## EXTRACTED DATA
+-------+
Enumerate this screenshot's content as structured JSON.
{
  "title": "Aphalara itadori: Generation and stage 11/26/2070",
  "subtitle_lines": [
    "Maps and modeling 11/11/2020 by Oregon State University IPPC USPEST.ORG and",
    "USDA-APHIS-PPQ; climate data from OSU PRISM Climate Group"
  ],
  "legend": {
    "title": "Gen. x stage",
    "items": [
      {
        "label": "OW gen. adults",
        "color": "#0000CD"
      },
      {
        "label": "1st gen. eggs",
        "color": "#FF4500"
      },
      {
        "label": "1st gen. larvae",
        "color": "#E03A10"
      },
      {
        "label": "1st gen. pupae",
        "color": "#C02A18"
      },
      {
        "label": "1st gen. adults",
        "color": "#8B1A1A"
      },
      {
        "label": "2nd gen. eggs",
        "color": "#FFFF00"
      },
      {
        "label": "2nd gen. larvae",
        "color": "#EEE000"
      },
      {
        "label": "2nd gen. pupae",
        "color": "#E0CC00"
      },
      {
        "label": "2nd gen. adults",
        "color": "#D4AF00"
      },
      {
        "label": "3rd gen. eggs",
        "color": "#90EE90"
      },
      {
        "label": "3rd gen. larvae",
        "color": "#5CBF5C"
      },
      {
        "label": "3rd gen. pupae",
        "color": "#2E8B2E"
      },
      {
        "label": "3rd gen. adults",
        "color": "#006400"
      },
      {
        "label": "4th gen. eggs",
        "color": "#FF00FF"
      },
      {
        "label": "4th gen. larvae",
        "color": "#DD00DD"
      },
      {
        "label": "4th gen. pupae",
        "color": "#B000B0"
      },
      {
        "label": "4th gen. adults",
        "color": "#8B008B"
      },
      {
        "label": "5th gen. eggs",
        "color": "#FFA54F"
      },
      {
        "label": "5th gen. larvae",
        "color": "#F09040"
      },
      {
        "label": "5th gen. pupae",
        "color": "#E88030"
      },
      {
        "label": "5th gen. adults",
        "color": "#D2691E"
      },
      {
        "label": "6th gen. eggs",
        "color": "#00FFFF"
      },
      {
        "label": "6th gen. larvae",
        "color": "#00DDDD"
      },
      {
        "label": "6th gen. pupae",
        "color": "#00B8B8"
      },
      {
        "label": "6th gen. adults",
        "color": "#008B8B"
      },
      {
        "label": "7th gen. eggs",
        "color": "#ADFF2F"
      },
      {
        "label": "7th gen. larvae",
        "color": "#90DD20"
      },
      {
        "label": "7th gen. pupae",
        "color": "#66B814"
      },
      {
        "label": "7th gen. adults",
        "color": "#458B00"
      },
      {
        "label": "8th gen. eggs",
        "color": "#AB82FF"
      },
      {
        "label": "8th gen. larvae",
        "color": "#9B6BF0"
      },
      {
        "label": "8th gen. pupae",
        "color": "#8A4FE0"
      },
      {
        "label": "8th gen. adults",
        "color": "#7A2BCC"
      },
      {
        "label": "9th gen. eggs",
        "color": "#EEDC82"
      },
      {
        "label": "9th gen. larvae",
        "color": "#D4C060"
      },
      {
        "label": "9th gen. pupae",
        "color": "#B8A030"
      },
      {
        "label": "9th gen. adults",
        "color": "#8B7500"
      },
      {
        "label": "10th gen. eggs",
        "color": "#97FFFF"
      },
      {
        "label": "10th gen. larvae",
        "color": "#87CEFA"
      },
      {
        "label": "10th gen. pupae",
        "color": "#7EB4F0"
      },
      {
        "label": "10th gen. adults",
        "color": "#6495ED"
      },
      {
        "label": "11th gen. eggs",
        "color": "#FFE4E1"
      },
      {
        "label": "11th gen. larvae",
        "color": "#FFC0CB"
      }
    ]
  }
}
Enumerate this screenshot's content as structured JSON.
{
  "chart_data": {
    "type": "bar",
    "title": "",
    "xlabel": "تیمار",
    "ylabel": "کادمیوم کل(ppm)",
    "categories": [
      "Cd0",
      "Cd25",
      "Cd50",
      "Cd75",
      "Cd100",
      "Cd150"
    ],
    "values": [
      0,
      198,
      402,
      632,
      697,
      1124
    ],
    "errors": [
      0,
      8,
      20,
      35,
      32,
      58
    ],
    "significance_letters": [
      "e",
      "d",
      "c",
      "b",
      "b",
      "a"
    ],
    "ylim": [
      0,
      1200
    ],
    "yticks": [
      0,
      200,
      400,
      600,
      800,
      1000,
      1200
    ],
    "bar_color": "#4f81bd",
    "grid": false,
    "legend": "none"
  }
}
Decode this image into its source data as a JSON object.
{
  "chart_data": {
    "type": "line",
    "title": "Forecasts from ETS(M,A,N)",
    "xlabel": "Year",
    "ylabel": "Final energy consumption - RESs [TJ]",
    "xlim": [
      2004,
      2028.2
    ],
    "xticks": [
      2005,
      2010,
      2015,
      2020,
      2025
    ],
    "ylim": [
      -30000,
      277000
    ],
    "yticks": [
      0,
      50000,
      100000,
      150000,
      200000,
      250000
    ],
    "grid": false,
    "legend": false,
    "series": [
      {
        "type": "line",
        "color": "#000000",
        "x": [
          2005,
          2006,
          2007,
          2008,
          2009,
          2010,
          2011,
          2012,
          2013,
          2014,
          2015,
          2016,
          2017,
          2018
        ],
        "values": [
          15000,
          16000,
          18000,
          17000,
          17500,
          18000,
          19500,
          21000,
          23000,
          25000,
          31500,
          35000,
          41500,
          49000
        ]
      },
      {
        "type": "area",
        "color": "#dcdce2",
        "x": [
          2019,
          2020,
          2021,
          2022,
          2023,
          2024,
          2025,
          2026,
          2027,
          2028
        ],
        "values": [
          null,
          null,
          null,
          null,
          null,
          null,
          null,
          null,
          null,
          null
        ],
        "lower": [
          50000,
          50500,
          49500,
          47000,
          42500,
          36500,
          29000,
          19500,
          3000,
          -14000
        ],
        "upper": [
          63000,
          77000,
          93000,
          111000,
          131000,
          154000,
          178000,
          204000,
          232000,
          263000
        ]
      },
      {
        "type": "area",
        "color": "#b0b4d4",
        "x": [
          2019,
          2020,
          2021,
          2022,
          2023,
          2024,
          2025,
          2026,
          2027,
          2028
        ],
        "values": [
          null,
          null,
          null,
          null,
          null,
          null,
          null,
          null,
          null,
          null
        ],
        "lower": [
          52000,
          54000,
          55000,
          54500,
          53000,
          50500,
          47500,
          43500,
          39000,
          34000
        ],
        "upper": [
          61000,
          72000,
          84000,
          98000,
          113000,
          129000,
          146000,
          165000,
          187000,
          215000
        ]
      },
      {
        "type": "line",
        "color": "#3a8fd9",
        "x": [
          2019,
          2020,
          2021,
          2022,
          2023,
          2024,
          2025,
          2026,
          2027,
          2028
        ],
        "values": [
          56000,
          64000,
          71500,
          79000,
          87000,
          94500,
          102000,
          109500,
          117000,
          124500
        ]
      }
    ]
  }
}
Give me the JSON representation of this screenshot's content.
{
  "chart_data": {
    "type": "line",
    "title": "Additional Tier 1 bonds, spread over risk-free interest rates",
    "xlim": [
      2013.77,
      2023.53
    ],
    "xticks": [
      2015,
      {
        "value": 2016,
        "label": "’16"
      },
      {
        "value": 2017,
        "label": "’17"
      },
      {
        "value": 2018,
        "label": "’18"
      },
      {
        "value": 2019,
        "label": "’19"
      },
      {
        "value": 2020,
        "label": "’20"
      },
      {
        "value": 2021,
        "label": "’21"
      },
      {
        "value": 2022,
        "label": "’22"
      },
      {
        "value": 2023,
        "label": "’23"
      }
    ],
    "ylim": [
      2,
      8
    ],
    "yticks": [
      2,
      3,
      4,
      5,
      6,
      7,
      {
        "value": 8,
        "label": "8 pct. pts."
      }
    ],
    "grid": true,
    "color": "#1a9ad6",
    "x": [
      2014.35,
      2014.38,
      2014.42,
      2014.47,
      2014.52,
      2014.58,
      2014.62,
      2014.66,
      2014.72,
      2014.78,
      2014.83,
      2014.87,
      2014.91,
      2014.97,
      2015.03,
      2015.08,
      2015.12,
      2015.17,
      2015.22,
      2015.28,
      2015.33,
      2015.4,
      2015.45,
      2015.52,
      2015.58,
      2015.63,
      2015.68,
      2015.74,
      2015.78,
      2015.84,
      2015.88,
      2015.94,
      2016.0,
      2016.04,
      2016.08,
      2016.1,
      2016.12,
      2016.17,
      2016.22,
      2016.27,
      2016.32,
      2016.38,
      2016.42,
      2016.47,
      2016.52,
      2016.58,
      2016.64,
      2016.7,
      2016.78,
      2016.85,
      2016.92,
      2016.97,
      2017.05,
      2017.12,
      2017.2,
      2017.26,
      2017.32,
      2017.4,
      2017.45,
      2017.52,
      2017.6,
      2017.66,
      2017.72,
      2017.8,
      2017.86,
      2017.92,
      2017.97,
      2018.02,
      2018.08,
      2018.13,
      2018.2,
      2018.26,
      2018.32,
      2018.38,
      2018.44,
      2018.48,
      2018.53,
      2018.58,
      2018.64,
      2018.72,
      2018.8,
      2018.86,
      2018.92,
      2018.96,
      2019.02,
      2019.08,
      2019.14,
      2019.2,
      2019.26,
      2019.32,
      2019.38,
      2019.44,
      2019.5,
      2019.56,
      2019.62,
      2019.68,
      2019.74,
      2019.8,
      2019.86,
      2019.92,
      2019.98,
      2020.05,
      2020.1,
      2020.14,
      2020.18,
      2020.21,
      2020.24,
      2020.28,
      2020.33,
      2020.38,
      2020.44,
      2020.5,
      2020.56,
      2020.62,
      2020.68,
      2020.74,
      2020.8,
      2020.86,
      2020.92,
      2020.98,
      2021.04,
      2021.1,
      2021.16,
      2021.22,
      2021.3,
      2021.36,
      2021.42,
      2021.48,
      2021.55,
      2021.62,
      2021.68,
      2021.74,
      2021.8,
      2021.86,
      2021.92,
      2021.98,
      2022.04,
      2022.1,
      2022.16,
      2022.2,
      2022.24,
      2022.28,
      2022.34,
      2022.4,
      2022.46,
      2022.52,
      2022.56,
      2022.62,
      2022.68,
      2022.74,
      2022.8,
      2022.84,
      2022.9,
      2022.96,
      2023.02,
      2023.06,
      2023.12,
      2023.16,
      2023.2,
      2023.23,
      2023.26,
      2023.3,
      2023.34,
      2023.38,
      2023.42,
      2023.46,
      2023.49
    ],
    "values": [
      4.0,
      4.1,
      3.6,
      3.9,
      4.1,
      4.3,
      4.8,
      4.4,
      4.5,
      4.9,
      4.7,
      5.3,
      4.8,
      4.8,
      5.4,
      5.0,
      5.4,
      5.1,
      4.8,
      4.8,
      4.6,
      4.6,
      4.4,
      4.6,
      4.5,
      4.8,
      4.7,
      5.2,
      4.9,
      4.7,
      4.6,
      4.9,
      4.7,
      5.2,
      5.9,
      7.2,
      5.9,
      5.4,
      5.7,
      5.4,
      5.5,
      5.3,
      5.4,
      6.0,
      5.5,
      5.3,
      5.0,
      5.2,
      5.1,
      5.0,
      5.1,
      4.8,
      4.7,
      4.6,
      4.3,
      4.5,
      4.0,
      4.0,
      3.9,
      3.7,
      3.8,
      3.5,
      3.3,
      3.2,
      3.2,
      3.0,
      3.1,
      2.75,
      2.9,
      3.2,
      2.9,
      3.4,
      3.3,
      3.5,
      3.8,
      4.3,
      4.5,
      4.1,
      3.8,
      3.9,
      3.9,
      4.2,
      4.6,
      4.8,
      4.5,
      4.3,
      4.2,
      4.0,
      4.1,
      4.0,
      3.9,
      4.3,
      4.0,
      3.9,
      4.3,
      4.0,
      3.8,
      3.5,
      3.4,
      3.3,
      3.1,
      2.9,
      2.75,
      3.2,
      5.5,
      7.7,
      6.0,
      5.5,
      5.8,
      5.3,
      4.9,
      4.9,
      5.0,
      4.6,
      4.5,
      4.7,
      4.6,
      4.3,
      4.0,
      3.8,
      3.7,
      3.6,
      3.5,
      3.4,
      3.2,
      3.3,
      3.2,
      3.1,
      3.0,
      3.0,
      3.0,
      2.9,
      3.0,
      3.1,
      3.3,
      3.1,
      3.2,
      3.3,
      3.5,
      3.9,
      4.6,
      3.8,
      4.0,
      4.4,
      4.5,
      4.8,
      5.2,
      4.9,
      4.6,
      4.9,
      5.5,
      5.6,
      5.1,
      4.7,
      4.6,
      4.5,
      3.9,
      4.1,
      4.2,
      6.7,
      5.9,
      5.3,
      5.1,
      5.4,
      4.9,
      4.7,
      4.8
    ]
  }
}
+-------+
## TASK DIRECTIONS
From the records above, work out how many lines contain the string "adults". Give only the number.

## SOLVED PROBLEM
11